• [PROBLEM STATEMENT] Set down the material below in full, matching it exactly.

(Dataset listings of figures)
────────────────────

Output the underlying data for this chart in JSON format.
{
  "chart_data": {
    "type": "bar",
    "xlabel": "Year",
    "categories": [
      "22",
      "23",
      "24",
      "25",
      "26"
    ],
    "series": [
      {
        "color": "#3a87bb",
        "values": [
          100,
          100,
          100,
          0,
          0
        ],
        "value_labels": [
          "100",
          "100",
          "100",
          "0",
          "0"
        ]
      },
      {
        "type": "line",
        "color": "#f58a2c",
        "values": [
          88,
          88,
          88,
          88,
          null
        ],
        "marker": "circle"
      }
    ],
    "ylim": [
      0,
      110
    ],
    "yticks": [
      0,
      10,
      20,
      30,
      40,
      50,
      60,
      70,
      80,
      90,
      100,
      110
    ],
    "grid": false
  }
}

────────────────────

• [PROBLEM SOLUTION]
Output the underlying data for this chart in JSON format.
{
  "chart_data": {
    "type": "bar",
    "xlabel": "Year",
    "categories": [
      "22",
      "23",
      "24",
      "25",
      "26"
    ],
    "series": [
      {
        "color": "#3a87bb",
        "values": [
          100,
          100,
          100,
          0,
          0
        ],
        "value_labels": [
          "100",
          "100",
          "100",
          "0",
          "0"
        ]
      },
      {
        "type": "line",
        "color": "#f58a2c",
        "values": [
          88,
          88,
          88,
          88,
          null
        ],
        "marker": "circle"
      }
    ],
    "ylim": [
      0,
      110
    ],
    "yticks": [
      0,
      10,
      20,
      30,
      40,
      50,
      60,
      70,
      80,
      90,
      100,
      110
    ],
    "grid": false
  }
}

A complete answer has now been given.